• [Request] Return each line of the records with nothing changed, pictures excepted.

Saved entries:
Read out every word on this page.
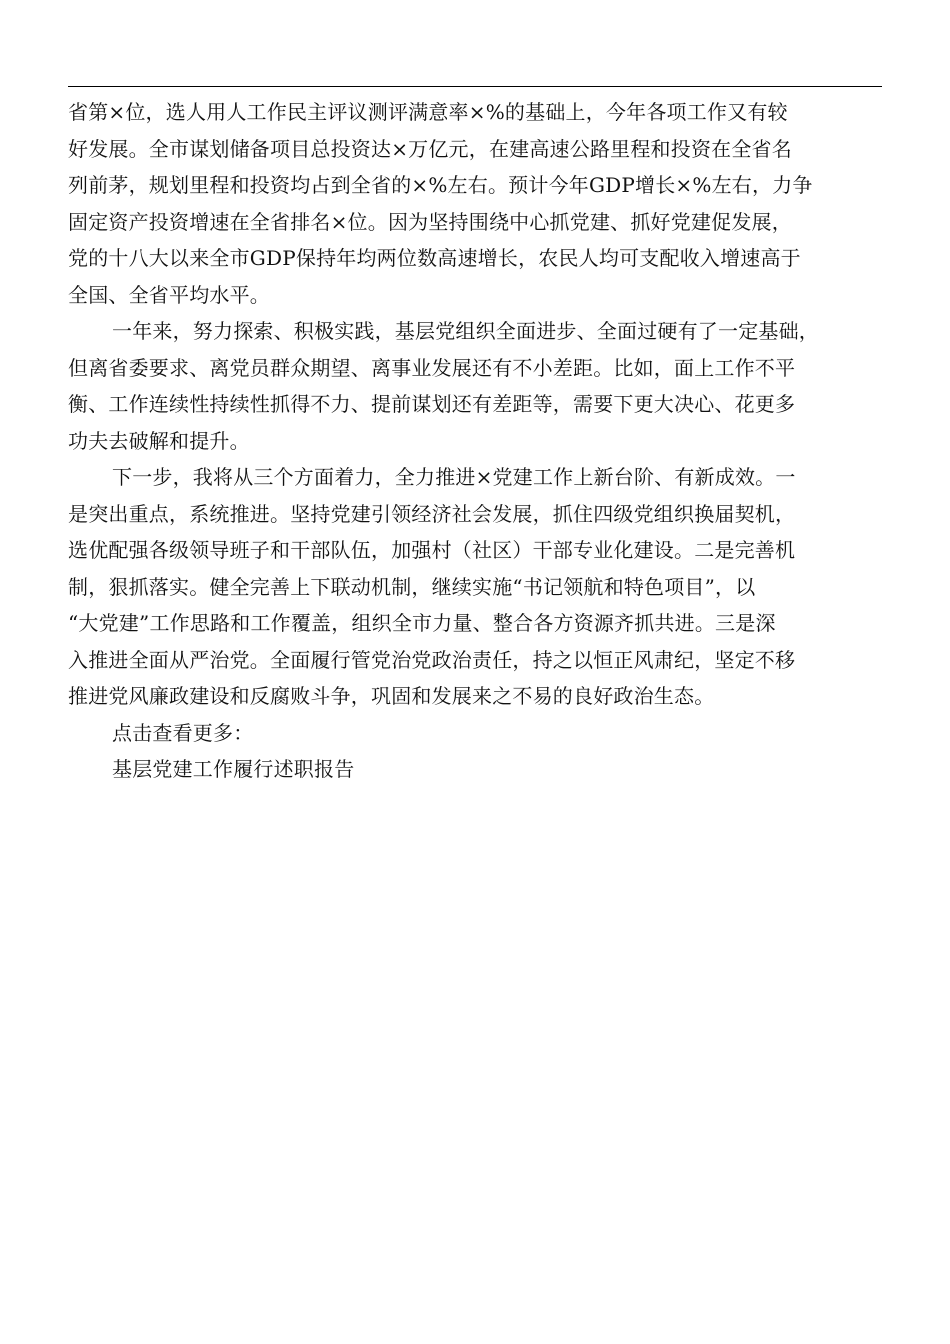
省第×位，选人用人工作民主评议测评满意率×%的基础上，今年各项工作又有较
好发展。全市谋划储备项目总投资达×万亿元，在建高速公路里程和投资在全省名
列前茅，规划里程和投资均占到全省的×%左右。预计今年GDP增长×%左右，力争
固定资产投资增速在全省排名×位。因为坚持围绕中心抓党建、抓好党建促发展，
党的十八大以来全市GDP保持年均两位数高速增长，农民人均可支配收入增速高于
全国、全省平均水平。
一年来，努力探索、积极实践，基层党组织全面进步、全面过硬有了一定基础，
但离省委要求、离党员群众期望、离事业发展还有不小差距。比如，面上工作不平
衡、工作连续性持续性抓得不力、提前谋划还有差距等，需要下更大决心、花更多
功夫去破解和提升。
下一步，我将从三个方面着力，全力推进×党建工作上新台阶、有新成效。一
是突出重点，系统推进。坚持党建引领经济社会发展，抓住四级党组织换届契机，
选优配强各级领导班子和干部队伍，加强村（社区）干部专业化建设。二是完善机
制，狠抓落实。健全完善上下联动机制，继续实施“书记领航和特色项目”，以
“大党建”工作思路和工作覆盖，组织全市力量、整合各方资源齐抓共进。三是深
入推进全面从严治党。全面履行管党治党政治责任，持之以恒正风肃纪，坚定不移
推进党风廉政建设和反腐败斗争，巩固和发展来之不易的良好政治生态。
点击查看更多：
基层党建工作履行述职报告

• [Output]
Read out every word on this page.
省第×位，选人用人工作民主评议测评满意率×%的基础上，今年各项工作又有较
好发展。全市谋划储备项目总投资达×万亿元，在建高速公路里程和投资在全省名
列前茅，规划里程和投资均占到全省的×%左右。预计今年GDP增长×%左右，力争
固定资产投资增速在全省排名×位。因为坚持围绕中心抓党建、抓好党建促发展，
党的十八大以来全市GDP保持年均两位数高速增长，农民人均可支配收入增速高于
全国、全省平均水平。
一年来，努力探索、积极实践，基层党组织全面进步、全面过硬有了一定基础，
但离省委要求、离党员群众期望、离事业发展还有不小差距。比如，面上工作不平
衡、工作连续性持续性抓得不力、提前谋划还有差距等，需要下更大决心、花更多
功夫去破解和提升。
下一步，我将从三个方面着力，全力推进×党建工作上新台阶、有新成效。一
是突出重点，系统推进。坚持党建引领经济社会发展，抓住四级党组织换届契机，
选优配强各级领导班子和干部队伍，加强村（社区）干部专业化建设。二是完善机
制，狠抓落实。健全完善上下联动机制，继续实施“书记领航和特色项目”，以
“大党建”工作思路和工作覆盖，组织全市力量、整合各方资源齐抓共进。三是深
入推进全面从严治党。全面履行管党治党政治责任，持之以恒正风肃纪，坚定不移
推进党风廉政建设和反腐败斗争，巩固和发展来之不易的良好政治生态。
点击查看更多：
基层党建工作履行述职报告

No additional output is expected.